[Dataset excerpt]

++++++++

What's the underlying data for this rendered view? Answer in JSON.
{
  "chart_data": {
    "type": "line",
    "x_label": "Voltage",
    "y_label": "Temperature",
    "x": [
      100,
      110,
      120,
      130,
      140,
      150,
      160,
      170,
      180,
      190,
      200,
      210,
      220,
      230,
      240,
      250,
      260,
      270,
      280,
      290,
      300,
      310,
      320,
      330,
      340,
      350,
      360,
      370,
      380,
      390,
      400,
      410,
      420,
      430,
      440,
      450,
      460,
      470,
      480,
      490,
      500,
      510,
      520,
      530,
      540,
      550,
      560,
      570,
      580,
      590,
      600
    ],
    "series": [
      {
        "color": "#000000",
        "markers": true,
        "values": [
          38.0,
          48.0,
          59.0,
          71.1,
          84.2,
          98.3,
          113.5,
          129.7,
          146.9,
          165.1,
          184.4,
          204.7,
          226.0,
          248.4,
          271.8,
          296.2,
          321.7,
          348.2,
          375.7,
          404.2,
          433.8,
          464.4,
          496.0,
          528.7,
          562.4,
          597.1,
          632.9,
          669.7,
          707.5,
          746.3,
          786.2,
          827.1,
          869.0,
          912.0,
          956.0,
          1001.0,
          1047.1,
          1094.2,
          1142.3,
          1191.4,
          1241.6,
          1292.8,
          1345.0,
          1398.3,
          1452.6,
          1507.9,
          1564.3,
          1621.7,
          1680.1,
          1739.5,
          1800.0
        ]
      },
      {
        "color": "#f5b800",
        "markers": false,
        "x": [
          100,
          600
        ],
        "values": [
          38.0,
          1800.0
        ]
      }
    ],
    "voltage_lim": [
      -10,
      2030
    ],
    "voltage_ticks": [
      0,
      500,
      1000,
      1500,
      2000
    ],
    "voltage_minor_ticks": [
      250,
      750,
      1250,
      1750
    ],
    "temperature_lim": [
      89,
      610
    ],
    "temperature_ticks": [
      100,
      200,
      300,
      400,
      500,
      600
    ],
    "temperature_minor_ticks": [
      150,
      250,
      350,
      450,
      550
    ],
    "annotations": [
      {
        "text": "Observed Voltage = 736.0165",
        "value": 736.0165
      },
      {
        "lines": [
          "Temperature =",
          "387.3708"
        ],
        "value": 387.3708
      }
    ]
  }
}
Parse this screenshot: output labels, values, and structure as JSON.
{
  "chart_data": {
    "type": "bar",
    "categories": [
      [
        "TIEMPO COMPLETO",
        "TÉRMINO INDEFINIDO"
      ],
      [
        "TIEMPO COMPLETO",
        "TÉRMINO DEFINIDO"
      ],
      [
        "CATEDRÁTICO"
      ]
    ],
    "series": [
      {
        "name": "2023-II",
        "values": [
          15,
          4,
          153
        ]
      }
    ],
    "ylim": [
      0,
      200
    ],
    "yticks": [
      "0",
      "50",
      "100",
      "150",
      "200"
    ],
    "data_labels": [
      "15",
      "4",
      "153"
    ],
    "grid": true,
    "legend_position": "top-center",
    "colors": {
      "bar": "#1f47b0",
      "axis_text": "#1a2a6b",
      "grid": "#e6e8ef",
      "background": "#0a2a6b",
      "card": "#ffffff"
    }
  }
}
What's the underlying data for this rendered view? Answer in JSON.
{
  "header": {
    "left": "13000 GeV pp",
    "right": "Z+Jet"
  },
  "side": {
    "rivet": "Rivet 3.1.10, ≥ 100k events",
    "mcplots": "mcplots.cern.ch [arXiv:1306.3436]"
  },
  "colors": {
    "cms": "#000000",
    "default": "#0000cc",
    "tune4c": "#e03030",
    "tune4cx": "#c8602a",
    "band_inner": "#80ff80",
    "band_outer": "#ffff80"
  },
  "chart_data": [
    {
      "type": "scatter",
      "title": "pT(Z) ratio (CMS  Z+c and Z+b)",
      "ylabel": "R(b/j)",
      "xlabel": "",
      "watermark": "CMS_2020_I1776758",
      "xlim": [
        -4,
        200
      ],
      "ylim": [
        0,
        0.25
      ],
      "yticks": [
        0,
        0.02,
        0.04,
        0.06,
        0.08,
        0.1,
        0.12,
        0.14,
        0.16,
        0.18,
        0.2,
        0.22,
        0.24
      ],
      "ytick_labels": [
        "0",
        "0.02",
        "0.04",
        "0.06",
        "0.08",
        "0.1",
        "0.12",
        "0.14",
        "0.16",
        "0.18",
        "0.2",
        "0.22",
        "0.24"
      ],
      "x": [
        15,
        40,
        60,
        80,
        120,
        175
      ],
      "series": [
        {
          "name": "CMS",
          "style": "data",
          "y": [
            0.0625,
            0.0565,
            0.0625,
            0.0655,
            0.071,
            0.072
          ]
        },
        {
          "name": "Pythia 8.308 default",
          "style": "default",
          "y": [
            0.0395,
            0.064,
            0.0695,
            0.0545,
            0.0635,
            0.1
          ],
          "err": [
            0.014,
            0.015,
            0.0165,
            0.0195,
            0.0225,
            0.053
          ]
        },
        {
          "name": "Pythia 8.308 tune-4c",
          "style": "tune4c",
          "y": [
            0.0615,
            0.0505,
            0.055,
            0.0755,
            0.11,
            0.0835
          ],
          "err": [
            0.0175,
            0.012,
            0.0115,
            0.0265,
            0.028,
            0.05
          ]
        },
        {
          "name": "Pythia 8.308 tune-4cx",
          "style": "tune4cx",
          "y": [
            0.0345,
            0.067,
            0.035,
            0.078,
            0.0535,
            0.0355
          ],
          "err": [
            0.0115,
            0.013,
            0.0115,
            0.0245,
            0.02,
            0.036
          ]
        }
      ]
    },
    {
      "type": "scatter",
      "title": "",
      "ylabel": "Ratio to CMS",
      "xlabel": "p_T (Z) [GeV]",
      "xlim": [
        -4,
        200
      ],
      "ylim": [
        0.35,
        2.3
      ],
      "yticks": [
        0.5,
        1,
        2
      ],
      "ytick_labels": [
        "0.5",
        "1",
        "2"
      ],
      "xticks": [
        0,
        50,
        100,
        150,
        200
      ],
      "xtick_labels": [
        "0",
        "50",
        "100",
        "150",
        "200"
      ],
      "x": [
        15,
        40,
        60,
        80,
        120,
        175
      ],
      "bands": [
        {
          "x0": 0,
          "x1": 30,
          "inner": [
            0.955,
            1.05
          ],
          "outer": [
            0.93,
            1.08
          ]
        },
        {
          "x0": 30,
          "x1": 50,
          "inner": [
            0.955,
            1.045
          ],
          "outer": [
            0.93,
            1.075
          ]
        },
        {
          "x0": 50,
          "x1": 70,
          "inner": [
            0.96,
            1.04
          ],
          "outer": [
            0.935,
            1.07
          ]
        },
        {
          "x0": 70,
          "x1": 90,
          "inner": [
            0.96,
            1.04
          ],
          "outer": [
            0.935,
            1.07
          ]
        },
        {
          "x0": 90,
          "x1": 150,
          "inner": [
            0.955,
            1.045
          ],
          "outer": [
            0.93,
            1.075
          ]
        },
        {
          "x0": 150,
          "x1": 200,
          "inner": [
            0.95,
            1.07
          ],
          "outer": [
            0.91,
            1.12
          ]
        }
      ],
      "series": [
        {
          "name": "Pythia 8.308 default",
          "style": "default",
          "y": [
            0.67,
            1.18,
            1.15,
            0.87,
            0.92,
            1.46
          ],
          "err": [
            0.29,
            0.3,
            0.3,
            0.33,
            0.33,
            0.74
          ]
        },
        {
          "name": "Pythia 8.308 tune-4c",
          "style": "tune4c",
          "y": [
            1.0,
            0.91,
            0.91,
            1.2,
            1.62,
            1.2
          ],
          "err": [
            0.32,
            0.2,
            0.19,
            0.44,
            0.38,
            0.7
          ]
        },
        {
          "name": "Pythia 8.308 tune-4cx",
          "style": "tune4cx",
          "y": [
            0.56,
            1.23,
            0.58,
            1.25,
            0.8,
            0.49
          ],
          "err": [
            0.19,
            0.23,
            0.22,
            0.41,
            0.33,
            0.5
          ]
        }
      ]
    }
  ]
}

++++++++

Pull out each line holding the string "type".

Written answer —
    "type": "line",
    "type": "bar",
      "type": "scatter",
      "type": "scatter",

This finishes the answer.